Goals »
**a.** In the post on Ferguson below, why does the writer hesitate to say anything about the events?
**b.** Reproduce the stretch of the Ferguson post below from "Today has been" through "needs the Gospel.".
**c.** The Ferguson post below has sentences that end "is evidence of a broken world." List each thing those sentences name as that evidence.

Document excerpt »
What Ferguson, MO Needs

Today has been a sobering day for the citizen’s of Ferguson, MO and the greater St. Louis area.

I don’t know if I have come across many blogs or Twitter users that have not had something to say about what we can learn about the rioting and protesting and judicial announcement surrounding the death of Michael Brown. Everyone has an angle; everyone has an opinion; most of us have a bias. And, granted, there are a myriad of lessons and meditations we need to have.

So I hesitate so say anything because so many have already said so much that is helpful. But I do want to make one contribution to the discussion and it is this: everything that has happened in Ferguson reminds me of how desperately our world needs the Gospel.

If you ever wanted evidence of how broken our world is it the last 24 hours. Seeing people go out of their minds because a grand jury didn’t go their way is evidence of a broken world. Hearing a step-father yelling for people to burn a building is evidence of a broken world. Blaming much of the violence and looting as evidence of racism is evidence of a broken world.

Information shown »
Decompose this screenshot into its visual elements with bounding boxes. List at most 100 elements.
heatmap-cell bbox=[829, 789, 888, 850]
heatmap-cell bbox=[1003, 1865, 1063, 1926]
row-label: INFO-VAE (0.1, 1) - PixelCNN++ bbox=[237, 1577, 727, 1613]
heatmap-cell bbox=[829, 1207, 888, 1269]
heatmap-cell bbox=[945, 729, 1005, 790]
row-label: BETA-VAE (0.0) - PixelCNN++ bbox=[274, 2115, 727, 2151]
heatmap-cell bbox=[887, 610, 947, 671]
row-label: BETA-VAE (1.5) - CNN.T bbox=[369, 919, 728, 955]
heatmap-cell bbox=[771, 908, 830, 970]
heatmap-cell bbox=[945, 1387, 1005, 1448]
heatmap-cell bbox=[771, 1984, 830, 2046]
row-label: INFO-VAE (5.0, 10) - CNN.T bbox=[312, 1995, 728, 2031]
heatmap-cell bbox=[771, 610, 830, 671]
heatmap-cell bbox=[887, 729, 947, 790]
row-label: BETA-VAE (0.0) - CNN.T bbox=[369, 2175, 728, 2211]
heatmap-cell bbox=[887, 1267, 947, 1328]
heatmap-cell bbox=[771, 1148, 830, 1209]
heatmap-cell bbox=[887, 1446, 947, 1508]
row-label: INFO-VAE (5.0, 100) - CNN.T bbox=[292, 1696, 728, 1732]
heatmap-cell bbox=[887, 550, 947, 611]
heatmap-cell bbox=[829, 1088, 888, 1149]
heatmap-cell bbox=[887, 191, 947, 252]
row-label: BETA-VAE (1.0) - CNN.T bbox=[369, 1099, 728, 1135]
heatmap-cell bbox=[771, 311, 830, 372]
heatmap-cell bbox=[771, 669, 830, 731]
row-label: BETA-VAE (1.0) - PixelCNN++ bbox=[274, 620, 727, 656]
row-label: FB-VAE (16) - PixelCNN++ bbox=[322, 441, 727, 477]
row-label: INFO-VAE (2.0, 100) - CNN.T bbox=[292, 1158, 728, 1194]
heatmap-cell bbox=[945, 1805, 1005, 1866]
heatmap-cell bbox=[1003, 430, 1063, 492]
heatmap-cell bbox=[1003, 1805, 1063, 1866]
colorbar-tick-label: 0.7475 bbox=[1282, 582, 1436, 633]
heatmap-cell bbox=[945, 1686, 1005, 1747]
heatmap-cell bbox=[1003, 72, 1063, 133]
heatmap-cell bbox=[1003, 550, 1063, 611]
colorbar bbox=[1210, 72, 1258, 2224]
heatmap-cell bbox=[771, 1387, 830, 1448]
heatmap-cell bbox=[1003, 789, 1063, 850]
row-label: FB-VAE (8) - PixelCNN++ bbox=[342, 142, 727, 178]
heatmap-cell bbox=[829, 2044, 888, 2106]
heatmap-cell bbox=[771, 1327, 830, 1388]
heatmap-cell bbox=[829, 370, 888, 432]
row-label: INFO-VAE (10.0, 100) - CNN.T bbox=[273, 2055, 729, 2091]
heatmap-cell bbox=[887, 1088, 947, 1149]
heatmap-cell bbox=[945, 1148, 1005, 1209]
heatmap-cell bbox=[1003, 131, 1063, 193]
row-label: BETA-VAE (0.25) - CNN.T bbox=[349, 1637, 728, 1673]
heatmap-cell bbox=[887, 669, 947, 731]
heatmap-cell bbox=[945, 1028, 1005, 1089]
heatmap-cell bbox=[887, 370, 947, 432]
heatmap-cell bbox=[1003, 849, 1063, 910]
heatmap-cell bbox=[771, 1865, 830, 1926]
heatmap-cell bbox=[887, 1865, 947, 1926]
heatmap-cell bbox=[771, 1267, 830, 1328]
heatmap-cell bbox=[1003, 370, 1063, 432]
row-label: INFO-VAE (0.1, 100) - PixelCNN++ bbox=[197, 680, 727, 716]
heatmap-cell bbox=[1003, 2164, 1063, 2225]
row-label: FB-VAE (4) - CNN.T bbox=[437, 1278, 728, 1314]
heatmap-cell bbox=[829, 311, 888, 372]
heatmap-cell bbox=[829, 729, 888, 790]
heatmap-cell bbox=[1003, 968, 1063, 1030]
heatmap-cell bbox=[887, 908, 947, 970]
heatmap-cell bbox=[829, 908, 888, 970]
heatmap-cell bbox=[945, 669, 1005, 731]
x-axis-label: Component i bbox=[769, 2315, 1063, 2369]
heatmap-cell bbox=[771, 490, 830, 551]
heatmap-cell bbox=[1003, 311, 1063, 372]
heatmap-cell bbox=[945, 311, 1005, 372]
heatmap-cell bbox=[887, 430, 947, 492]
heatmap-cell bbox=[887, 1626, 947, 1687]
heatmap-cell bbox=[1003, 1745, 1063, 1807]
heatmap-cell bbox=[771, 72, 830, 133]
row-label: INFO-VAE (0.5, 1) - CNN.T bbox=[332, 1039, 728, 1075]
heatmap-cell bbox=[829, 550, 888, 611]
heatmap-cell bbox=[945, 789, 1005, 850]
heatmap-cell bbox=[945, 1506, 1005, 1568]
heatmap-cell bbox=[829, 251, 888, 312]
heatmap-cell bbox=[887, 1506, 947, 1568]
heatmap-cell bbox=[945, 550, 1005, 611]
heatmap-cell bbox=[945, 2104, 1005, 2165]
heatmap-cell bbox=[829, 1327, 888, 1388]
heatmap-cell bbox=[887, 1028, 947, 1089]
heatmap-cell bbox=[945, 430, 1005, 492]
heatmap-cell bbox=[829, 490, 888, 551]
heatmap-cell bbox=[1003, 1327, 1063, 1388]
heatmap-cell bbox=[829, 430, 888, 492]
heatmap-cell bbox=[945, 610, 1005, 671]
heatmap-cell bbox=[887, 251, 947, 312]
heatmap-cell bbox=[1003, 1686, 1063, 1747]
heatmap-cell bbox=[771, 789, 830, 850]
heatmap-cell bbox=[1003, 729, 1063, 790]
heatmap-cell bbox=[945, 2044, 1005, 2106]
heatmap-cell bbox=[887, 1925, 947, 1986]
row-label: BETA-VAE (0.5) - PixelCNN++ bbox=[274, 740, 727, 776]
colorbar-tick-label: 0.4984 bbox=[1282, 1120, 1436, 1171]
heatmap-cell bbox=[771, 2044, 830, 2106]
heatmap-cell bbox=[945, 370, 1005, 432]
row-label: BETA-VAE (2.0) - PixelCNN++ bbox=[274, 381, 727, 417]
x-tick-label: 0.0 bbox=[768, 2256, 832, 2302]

Task-by-task solutions »
**a.** The writer hesitates because so many others have already said so much that is helpful.

**b.**
Today has been a sobering day for the citizen’s of Ferguson, MO and the greater St. Louis area.

I don’t know if I have come across many blogs or Twitter users that have not had something to say about what we can learn about the rioting and protesting and judicial announcement surrounding the death of Michael Brown. Everyone has an angle; everyone has an opinion; most of us have a bias. And, granted, there are a myriad of lessons and meditations we need to have.

So I hesitate so say anything because so many have already said so much that is helpful. But I do want to make one contribution to the discussion and it is this: everything that has happened in Ferguson reminds me of how desperately our world needs the Gospel.

**c.**
- Seeing people go out of their minds because a grand jury didn't go their way
- Hearing a step-father yelling for people to burn a building
- Blaming much of the violence and looting as evidence of racism